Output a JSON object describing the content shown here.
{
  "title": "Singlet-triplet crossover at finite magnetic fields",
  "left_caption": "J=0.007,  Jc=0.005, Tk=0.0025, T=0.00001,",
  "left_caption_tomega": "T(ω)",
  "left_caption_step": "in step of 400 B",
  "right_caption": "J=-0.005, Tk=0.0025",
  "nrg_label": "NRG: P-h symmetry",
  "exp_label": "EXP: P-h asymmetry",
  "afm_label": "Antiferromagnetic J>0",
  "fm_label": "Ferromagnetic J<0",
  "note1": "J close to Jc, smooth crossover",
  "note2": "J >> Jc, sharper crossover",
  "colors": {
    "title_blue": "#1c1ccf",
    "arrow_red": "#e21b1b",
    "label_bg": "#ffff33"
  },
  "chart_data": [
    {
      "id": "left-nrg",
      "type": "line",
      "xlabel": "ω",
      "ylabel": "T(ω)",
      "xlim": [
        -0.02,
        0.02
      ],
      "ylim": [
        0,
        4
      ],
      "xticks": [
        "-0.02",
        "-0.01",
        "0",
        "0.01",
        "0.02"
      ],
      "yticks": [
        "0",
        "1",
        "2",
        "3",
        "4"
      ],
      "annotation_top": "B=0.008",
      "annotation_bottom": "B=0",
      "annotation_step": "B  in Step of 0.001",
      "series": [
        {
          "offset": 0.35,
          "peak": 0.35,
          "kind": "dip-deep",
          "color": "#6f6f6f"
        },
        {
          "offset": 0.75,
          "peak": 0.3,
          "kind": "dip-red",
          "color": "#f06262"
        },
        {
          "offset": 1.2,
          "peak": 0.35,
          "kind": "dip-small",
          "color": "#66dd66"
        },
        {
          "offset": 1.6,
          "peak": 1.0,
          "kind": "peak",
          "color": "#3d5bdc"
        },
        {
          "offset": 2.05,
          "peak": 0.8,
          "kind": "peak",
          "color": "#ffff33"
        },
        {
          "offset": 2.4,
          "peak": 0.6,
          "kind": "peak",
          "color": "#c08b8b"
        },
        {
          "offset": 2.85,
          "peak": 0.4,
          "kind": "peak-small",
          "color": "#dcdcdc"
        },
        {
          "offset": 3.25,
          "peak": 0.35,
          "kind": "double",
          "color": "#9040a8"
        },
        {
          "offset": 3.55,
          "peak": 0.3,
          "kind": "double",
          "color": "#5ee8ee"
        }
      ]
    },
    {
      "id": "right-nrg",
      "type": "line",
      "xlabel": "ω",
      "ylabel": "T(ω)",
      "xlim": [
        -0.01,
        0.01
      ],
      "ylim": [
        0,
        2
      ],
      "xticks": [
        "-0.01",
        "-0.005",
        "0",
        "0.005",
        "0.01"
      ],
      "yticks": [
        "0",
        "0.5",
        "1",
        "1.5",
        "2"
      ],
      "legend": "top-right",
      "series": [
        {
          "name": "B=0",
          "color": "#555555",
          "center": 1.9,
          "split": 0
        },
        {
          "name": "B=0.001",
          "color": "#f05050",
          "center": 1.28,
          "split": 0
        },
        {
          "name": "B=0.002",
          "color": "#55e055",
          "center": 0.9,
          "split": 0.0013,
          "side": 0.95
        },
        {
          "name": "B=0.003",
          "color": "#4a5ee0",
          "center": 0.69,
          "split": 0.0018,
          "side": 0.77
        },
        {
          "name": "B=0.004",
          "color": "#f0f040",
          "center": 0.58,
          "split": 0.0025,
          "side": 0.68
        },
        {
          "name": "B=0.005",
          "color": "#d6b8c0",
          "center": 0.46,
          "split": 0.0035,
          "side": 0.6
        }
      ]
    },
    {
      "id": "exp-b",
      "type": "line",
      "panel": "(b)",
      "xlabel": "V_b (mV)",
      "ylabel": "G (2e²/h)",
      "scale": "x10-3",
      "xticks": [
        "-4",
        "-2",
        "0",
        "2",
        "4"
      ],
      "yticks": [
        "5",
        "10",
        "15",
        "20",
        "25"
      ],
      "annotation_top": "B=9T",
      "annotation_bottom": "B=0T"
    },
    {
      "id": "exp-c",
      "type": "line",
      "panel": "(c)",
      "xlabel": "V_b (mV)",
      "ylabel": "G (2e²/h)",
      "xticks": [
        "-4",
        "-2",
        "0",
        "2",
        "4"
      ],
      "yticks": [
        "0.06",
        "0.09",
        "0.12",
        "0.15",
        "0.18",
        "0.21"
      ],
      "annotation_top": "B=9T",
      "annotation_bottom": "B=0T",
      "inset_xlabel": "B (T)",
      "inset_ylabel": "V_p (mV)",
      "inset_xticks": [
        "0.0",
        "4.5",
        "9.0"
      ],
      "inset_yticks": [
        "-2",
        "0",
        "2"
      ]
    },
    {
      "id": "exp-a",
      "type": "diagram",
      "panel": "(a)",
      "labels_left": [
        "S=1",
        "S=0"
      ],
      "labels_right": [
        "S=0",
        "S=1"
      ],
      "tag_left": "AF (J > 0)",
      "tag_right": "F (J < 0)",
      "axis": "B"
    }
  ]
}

========================================================================

Requirements
Retype the data exactly as given.

Complete answer
Output a JSON object describing the content shown here.
{
  "title": "Singlet-triplet crossover at finite magnetic fields",
  "left_caption": "J=0.007,  Jc=0.005, Tk=0.0025, T=0.00001,",
  "left_caption_tomega": "T(ω)",
  "left_caption_step": "in step of 400 B",
  "right_caption": "J=-0.005, Tk=0.0025",
  "nrg_label": "NRG: P-h symmetry",
  "exp_label": "EXP: P-h asymmetry",
  "afm_label": "Antiferromagnetic J>0",
  "fm_label": "Ferromagnetic J<0",
  "note1": "J close to Jc, smooth crossover",
  "note2": "J >> Jc, sharper crossover",
  "colors": {
    "title_blue": "#1c1ccf",
    "arrow_red": "#e21b1b",
    "label_bg": "#ffff33"
  },
  "chart_data": [
    {
      "id": "left-nrg",
      "type": "line",
      "xlabel": "ω",
      "ylabel": "T(ω)",
      "xlim": [
        -0.02,
        0.02
      ],
      "ylim": [
        0,
        4
      ],
      "xticks": [
        "-0.02",
        "-0.01",
        "0",
        "0.01",
        "0.02"
      ],
      "yticks": [
        "0",
        "1",
        "2",
        "3",
        "4"
      ],
      "annotation_top": "B=0.008",
      "annotation_bottom": "B=0",
      "annotation_step": "B  in Step of 0.001",
      "series": [
        {
          "offset": 0.35,
          "peak": 0.35,
          "kind": "dip-deep",
          "color": "#6f6f6f"
        },
        {
          "offset": 0.75,
          "peak": 0.3,
          "kind": "dip-red",
          "color": "#f06262"
        },
        {
          "offset": 1.2,
          "peak": 0.35,
          "kind": "dip-small",
          "color": "#66dd66"
        },
        {
          "offset": 1.6,
          "peak": 1.0,
          "kind": "peak",
          "color": "#3d5bdc"
        },
        {
          "offset": 2.05,
          "peak": 0.8,
          "kind": "peak",
          "color": "#ffff33"
        },
        {
          "offset": 2.4,
          "peak": 0.6,
          "kind": "peak",
          "color": "#c08b8b"
        },
        {
          "offset": 2.85,
          "peak": 0.4,
          "kind": "peak-small",
          "color": "#dcdcdc"
        },
        {
          "offset": 3.25,
          "peak": 0.35,
          "kind": "double",
          "color": "#9040a8"
        },
        {
          "offset": 3.55,
          "peak": 0.3,
          "kind": "double",
          "color": "#5ee8ee"
        }
      ]
    },
    {
      "id": "right-nrg",
      "type": "line",
      "xlabel": "ω",
      "ylabel": "T(ω)",
      "xlim": [
        -0.01,
        0.01
      ],
      "ylim": [
        0,
        2
      ],
      "xticks": [
        "-0.01",
        "-0.005",
        "0",
        "0.005",
        "0.01"
      ],
      "yticks": [
        "0",
        "0.5",
        "1",
        "1.5",
        "2"
      ],
      "legend": "top-right",
      "series": [
        {
          "name": "B=0",
          "color": "#555555",
          "center": 1.9,
          "split": 0
        },
        {
          "name": "B=0.001",
          "color": "#f05050",
          "center": 1.28,
          "split": 0
        },
        {
          "name": "B=0.002",
          "color": "#55e055",
          "center": 0.9,
          "split": 0.0013,
          "side": 0.95
        },
        {
          "name": "B=0.003",
          "color": "#4a5ee0",
          "center": 0.69,
          "split": 0.0018,
          "side": 0.77
        },
        {
          "name": "B=0.004",
          "color": "#f0f040",
          "center": 0.58,
          "split": 0.0025,
          "side": 0.68
        },
        {
          "name": "B=0.005",
          "color": "#d6b8c0",
          "center": 0.46,
          "split": 0.0035,
          "side": 0.6
        }
      ]
    },
    {
      "id": "exp-b",
      "type": "line",
      "panel": "(b)",
      "xlabel": "V_b (mV)",
      "ylabel": "G (2e²/h)",
      "scale": "x10-3",
      "xticks": [
        "-4",
        "-2",
        "0",
        "2",
        "4"
      ],
      "yticks": [
        "5",
        "10",
        "15",
        "20",
        "25"
      ],
      "annotation_top": "B=9T",
      "annotation_bottom": "B=0T"
    },
    {
      "id": "exp-c",
      "type": "line",
      "panel": "(c)",
      "xlabel": "V_b (mV)",
      "ylabel": "G (2e²/h)",
      "xticks": [
        "-4",
        "-2",
        "0",
        "2",
        "4"
      ],
      "yticks": [
        "0.06",
        "0.09",
        "0.12",
        "0.15",
        "0.18",
        "0.21"
      ],
      "annotation_top": "B=9T",
      "annotation_bottom": "B=0T",
      "inset_xlabel": "B (T)",
      "inset_ylabel": "V_p (mV)",
      "inset_xticks": [
        "0.0",
        "4.5",
        "9.0"
      ],
      "inset_yticks": [
        "-2",
        "0",
        "2"
      ]
    },
    {
      "id": "exp-a",
      "type": "diagram",
      "panel": "(a)",
      "labels_left": [
        "S=1",
        "S=0"
      ],
      "labels_right": [
        "S=0",
        "S=1"
      ],
      "tag_left": "AF (J > 0)",
      "tag_right": "F (J < 0)",
      "axis": "B"
    }
  ]
}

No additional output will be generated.